**Work required:** Below are some records; work out how many of their lines contain "有人造的" and give the number only.

**Records to use:**
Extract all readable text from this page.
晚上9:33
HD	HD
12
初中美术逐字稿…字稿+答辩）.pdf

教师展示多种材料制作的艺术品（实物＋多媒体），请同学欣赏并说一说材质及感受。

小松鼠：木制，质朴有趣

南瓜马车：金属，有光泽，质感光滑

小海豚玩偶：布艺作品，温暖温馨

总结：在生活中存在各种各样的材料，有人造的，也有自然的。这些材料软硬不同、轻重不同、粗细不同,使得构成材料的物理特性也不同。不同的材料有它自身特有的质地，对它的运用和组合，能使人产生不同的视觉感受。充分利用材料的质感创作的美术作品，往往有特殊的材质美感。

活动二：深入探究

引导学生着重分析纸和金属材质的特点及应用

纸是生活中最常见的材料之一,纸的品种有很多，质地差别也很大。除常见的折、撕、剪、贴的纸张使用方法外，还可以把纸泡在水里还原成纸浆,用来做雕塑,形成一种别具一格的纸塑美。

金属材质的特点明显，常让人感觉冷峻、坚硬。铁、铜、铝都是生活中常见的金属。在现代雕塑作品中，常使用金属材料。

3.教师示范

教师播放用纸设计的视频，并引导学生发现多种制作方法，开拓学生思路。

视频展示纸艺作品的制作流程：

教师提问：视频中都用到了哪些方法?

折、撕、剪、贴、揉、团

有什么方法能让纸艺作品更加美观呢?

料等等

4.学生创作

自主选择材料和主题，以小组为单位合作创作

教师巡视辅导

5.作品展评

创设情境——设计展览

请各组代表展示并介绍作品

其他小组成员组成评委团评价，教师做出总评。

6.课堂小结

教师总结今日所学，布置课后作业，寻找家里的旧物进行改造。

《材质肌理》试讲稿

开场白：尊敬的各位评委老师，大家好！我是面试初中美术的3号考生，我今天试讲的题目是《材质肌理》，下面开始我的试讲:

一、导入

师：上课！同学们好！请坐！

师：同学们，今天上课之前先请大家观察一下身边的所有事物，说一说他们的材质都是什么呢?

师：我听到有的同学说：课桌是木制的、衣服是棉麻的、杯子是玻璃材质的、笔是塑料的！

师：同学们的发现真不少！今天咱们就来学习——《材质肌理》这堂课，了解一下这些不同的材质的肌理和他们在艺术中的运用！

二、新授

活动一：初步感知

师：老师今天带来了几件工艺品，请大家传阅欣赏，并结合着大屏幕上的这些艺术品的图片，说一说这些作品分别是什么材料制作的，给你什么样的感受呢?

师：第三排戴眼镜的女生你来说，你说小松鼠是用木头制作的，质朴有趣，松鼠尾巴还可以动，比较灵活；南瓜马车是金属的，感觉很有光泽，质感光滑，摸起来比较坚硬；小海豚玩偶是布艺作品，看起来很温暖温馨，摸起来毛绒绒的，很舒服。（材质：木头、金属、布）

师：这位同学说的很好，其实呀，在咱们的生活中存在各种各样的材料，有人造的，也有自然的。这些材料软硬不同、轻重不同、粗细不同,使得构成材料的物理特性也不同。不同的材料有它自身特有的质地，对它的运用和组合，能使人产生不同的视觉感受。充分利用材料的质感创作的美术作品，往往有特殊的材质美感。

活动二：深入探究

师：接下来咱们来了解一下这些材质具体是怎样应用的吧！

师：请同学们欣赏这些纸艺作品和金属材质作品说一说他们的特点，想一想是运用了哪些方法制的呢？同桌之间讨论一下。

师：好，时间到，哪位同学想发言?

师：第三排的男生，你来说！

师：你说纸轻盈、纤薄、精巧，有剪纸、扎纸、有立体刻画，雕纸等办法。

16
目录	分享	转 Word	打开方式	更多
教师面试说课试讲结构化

**Task result:** 2